> **DIRECTIVE**
Write out each line exactly as it stands, please.

> **THE DATA**
────────────────────
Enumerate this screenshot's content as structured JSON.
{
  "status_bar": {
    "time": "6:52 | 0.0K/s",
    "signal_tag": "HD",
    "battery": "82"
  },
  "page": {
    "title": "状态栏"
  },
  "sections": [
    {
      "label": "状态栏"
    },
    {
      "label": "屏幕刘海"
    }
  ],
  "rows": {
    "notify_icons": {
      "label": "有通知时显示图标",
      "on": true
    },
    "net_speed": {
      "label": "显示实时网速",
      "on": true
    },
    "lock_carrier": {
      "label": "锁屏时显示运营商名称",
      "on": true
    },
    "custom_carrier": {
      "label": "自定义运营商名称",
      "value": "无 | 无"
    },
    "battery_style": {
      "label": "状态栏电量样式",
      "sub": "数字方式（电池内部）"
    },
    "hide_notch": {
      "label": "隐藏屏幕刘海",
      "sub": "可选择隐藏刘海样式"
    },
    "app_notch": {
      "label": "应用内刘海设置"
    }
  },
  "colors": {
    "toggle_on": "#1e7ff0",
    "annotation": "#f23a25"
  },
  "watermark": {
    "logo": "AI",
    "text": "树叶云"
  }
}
────────────────────
> **TASK ANSWER**
Enumerate this screenshot's content as structured JSON.
{
  "status_bar": {
    "time": "6:52 | 0.0K/s",
    "signal_tag": "HD",
    "battery": "82"
  },
  "page": {
    "title": "状态栏"
  },
  "sections": [
    {
      "label": "状态栏"
    },
    {
      "label": "屏幕刘海"
    }
  ],
  "rows": {
    "notify_icons": {
      "label": "有通知时显示图标",
      "on": true
    },
    "net_speed": {
      "label": "显示实时网速",
      "on": true
    },
    "lock_carrier": {
      "label": "锁屏时显示运营商名称",
      "on": true
    },
    "custom_carrier": {
      "label": "自定义运营商名称",
      "value": "无 | 无"
    },
    "battery_style": {
      "label": "状态栏电量样式",
      "sub": "数字方式（电池内部）"
    },
    "hide_notch": {
      "label": "隐藏屏幕刘海",
      "sub": "可选择隐藏刘海样式"
    },
    "app_notch": {
      "label": "应用内刘海设置"
    }
  },
  "colors": {
    "toggle_on": "#1e7ff0",
    "annotation": "#f23a25"
  },
  "watermark": {
    "logo": "AI",
    "text": "树叶云"
  }
}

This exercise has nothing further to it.